» Requirements
Locate the string "Enhanced" in the records below. Copy every line where it occurs.

[Figure collection entries]
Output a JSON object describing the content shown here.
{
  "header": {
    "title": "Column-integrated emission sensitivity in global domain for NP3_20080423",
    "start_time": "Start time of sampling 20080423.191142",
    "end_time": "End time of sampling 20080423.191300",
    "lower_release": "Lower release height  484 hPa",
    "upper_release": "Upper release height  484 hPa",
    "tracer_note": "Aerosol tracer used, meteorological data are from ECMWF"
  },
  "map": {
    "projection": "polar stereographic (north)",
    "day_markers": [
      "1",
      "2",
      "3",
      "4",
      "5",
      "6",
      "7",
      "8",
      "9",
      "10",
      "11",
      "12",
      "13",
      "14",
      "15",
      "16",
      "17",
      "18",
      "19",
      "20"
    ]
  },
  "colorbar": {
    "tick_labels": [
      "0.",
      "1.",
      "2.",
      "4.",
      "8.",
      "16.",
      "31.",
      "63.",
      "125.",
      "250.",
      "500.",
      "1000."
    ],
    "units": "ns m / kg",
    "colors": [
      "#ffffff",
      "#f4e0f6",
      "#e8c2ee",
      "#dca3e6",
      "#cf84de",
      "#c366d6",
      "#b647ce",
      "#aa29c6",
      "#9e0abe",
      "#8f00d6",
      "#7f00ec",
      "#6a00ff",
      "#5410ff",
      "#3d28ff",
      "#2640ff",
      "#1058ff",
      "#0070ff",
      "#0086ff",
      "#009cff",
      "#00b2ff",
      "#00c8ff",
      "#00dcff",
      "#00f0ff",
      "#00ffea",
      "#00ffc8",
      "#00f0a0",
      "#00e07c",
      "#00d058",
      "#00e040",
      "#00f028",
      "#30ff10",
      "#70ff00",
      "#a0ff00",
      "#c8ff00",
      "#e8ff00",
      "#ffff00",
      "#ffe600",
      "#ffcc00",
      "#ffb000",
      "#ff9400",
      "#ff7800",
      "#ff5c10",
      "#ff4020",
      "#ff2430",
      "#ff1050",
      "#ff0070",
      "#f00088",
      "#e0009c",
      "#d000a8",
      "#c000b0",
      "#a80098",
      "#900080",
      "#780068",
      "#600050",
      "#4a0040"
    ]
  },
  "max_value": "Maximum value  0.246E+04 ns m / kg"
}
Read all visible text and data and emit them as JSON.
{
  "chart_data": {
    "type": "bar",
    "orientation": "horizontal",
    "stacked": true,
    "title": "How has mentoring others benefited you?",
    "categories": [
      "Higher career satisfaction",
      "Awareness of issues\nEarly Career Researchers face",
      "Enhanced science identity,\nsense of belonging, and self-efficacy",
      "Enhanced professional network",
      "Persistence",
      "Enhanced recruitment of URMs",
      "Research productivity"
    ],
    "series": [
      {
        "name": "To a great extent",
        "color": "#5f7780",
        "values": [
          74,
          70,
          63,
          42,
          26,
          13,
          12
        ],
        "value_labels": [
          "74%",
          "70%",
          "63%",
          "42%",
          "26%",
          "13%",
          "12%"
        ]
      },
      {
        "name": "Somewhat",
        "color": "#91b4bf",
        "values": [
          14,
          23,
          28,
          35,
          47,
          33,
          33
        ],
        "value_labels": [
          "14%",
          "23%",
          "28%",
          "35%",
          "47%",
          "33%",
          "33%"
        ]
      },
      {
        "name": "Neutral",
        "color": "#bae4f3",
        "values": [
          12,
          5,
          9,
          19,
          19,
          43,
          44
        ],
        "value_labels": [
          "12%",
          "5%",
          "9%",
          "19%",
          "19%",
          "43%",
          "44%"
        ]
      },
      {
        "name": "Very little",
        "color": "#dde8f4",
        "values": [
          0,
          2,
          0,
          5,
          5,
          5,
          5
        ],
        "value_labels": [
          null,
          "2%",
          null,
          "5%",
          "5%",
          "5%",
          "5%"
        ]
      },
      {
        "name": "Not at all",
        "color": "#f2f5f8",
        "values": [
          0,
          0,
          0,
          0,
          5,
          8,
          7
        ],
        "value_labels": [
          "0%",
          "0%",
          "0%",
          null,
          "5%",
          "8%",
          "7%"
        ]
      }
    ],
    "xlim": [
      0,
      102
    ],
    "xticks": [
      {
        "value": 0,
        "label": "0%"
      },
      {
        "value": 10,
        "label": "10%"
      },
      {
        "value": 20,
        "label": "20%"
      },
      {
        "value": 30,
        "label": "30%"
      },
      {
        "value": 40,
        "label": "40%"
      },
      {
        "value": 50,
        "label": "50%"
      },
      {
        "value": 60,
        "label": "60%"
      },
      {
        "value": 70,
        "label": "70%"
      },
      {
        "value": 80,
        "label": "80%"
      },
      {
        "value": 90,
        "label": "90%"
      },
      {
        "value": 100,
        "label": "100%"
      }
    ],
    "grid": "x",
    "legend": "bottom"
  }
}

» Exercise result
      "Enhanced science identity,\nsense of belonging, and self-efficacy",
      "Enhanced professional network",
      "Enhanced recruitment of URMs",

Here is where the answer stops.